### GIVEN PROBLEM
Locate all lines with the word "median". Copy them.

————————

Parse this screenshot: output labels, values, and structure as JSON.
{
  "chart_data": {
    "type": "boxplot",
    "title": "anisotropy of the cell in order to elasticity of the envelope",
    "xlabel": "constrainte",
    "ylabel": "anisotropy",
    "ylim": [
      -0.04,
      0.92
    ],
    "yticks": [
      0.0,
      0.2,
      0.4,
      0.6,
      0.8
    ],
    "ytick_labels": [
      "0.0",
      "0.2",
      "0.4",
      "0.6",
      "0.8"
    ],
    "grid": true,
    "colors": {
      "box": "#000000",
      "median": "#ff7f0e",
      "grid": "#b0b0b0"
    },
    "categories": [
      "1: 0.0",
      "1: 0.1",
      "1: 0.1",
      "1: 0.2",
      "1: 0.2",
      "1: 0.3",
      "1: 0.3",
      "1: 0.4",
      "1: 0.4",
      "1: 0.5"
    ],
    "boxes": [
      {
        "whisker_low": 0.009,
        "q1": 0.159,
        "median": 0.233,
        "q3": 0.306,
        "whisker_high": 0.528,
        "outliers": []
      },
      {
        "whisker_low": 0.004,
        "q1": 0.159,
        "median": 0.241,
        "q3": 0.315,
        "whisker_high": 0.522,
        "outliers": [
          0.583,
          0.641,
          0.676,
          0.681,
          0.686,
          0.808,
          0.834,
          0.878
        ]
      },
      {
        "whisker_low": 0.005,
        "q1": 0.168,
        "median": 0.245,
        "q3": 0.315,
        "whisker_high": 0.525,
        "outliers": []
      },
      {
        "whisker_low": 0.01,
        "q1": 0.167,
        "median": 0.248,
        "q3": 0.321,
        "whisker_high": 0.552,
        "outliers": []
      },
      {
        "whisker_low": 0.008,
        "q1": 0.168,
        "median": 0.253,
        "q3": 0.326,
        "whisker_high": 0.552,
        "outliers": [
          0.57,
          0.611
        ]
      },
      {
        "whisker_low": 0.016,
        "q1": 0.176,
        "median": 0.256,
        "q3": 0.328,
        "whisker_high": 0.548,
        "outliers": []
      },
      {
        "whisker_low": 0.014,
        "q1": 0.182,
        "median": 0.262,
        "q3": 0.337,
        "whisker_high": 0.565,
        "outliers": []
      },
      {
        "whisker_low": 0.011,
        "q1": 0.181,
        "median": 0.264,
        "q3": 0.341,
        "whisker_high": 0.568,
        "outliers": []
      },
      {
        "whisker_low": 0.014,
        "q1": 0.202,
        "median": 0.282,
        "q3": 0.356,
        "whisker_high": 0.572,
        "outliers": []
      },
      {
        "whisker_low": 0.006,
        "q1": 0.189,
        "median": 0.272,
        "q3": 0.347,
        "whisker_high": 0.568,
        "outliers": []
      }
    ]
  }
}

————————

### RESPONSE TO THE EXERCISE
      "median": "#ff7f0e",
        "median": 0.233,
        "median": 0.241,
        "median": 0.245,
        "median": 0.248,
        "median": 0.253,
        "median": 0.256,
        "median": 0.262,
        "median": 0.264,
        "median": 0.282,
        "median": 0.272,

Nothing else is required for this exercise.